**** Data extract

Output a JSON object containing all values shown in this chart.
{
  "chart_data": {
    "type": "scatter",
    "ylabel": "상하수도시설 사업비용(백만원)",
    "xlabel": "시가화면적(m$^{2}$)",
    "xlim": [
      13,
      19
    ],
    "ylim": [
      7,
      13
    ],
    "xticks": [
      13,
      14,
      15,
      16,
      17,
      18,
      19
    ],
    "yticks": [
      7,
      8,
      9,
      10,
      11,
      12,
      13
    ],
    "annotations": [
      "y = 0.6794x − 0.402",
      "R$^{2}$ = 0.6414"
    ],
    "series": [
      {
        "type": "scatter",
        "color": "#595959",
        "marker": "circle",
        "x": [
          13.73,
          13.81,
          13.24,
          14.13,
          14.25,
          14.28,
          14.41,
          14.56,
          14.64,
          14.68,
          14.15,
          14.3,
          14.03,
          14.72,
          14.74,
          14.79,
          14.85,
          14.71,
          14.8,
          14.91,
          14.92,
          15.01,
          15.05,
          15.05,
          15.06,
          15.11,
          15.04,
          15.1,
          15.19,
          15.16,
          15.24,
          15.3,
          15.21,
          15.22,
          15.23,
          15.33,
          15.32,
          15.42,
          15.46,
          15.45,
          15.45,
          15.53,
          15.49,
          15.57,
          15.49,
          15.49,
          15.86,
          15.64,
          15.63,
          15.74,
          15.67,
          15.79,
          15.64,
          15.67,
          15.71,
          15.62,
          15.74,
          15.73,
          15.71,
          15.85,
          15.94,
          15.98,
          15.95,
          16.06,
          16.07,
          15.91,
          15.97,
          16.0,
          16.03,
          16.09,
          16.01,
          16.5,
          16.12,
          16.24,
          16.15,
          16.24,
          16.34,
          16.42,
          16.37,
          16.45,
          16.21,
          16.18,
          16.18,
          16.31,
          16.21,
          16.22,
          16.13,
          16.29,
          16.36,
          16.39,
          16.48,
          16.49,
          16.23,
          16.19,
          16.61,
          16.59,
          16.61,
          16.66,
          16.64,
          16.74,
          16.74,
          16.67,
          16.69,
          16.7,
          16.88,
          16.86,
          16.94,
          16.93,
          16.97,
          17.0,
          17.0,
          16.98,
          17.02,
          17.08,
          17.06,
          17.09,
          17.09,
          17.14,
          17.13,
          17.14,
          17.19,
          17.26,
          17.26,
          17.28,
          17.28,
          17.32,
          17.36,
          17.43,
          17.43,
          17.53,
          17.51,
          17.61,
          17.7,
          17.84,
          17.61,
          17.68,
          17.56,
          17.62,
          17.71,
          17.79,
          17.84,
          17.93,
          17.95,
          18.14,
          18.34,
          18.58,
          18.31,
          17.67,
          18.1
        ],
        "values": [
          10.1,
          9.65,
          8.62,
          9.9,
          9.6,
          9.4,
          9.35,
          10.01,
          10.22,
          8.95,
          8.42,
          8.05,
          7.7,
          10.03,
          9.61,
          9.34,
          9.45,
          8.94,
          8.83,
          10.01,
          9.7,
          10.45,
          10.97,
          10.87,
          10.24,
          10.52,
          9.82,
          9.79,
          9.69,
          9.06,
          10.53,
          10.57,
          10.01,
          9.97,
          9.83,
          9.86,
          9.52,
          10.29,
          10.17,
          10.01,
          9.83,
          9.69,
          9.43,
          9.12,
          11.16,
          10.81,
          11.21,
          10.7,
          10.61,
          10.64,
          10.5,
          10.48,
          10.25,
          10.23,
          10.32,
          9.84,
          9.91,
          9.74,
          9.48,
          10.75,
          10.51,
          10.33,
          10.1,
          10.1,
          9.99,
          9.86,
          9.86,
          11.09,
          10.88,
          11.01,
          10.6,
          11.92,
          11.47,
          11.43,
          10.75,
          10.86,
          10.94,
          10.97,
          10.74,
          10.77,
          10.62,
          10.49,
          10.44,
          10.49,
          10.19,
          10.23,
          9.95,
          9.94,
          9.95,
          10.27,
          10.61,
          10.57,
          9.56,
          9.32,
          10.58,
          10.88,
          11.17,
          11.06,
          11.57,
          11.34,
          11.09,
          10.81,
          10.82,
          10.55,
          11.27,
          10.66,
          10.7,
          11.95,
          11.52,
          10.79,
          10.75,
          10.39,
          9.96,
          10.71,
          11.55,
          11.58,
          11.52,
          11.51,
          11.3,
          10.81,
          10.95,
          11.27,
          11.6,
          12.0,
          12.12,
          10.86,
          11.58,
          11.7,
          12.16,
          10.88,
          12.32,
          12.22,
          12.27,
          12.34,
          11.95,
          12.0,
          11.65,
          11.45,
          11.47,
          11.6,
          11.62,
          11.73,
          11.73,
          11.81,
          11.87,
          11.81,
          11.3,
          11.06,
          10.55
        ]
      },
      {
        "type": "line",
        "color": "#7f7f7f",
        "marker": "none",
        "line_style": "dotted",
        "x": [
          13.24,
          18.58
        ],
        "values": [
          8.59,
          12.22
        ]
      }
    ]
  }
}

********

■ Required task ■
Each entry above is to be printed again exactly.

■ Exercise response ■
Output a JSON object containing all values shown in this chart.
{
  "chart_data": {
    "type": "scatter",
    "ylabel": "상하수도시설 사업비용(백만원)",
    "xlabel": "시가화면적(m$^{2}$)",
    "xlim": [
      13,
      19
    ],
    "ylim": [
      7,
      13
    ],
    "xticks": [
      13,
      14,
      15,
      16,
      17,
      18,
      19
    ],
    "yticks": [
      7,
      8,
      9,
      10,
      11,
      12,
      13
    ],
    "annotations": [
      "y = 0.6794x − 0.402",
      "R$^{2}$ = 0.6414"
    ],
    "series": [
      {
        "type": "scatter",
        "color": "#595959",
        "marker": "circle",
        "x": [
          13.73,
          13.81,
          13.24,
          14.13,
          14.25,
          14.28,
          14.41,
          14.56,
          14.64,
          14.68,
          14.15,
          14.3,
          14.03,
          14.72,
          14.74,
          14.79,
          14.85,
          14.71,
          14.8,
          14.91,
          14.92,
          15.01,
          15.05,
          15.05,
          15.06,
          15.11,
          15.04,
          15.1,
          15.19,
          15.16,
          15.24,
          15.3,
          15.21,
          15.22,
          15.23,
          15.33,
          15.32,
          15.42,
          15.46,
          15.45,
          15.45,
          15.53,
          15.49,
          15.57,
          15.49,
          15.49,
          15.86,
          15.64,
          15.63,
          15.74,
          15.67,
          15.79,
          15.64,
          15.67,
          15.71,
          15.62,
          15.74,
          15.73,
          15.71,
          15.85,
          15.94,
          15.98,
          15.95,
          16.06,
          16.07,
          15.91,
          15.97,
          16.0,
          16.03,
          16.09,
          16.01,
          16.5,
          16.12,
          16.24,
          16.15,
          16.24,
          16.34,
          16.42,
          16.37,
          16.45,
          16.21,
          16.18,
          16.18,
          16.31,
          16.21,
          16.22,
          16.13,
          16.29,
          16.36,
          16.39,
          16.48,
          16.49,
          16.23,
          16.19,
          16.61,
          16.59,
          16.61,
          16.66,
          16.64,
          16.74,
          16.74,
          16.67,
          16.69,
          16.7,
          16.88,
          16.86,
          16.94,
          16.93,
          16.97,
          17.0,
          17.0,
          16.98,
          17.02,
          17.08,
          17.06,
          17.09,
          17.09,
          17.14,
          17.13,
          17.14,
          17.19,
          17.26,
          17.26,
          17.28,
          17.28,
          17.32,
          17.36,
          17.43,
          17.43,
          17.53,
          17.51,
          17.61,
          17.7,
          17.84,
          17.61,
          17.68,
          17.56,
          17.62,
          17.71,
          17.79,
          17.84,
          17.93,
          17.95,
          18.14,
          18.34,
          18.58,
          18.31,
          17.67,
          18.1
        ],
        "values": [
          10.1,
          9.65,
          8.62,
          9.9,
          9.6,
          9.4,
          9.35,
          10.01,
          10.22,
          8.95,
          8.42,
          8.05,
          7.7,
          10.03,
          9.61,
          9.34,
          9.45,
          8.94,
          8.83,
          10.01,
          9.7,
          10.45,
          10.97,
          10.87,
          10.24,
          10.52,
          9.82,
          9.79,
          9.69,
          9.06,
          10.53,
          10.57,
          10.01,
          9.97,
          9.83,
          9.86,
          9.52,
          10.29,
          10.17,
          10.01,
          9.83,
          9.69,
          9.43,
          9.12,
          11.16,
          10.81,
          11.21,
          10.7,
          10.61,
          10.64,
          10.5,
          10.48,
          10.25,
          10.23,
          10.32,
          9.84,
          9.91,
          9.74,
          9.48,
          10.75,
          10.51,
          10.33,
          10.1,
          10.1,
          9.99,
          9.86,
          9.86,
          11.09,
          10.88,
          11.01,
          10.6,
          11.92,
          11.47,
          11.43,
          10.75,
          10.86,
          10.94,
          10.97,
          10.74,
          10.77,
          10.62,
          10.49,
          10.44,
          10.49,
          10.19,
          10.23,
          9.95,
          9.94,
          9.95,
          10.27,
          10.61,
          10.57,
          9.56,
          9.32,
          10.58,
          10.88,
          11.17,
          11.06,
          11.57,
          11.34,
          11.09,
          10.81,
          10.82,
          10.55,
          11.27,
          10.66,
          10.7,
          11.95,
          11.52,
          10.79,
          10.75,
          10.39,
          9.96,
          10.71,
          11.55,
          11.58,
          11.52,
          11.51,
          11.3,
          10.81,
          10.95,
          11.27,
          11.6,
          12.0,
          12.12,
          10.86,
          11.58,
          11.7,
          12.16,
          10.88,
          12.32,
          12.22,
          12.27,
          12.34,
          11.95,
          12.0,
          11.65,
          11.45,
          11.47,
          11.6,
          11.62,
          11.73,
          11.73,
          11.81,
          11.87,
          11.81,
          11.3,
          11.06,
          10.55
        ]
      },
      {
        "type": "line",
        "color": "#7f7f7f",
        "marker": "none",
        "line_style": "dotted",
        "x": [
          13.24,
          18.58
        ],
        "values": [
          8.59,
          12.22
        ]
      }
    ]
  }
}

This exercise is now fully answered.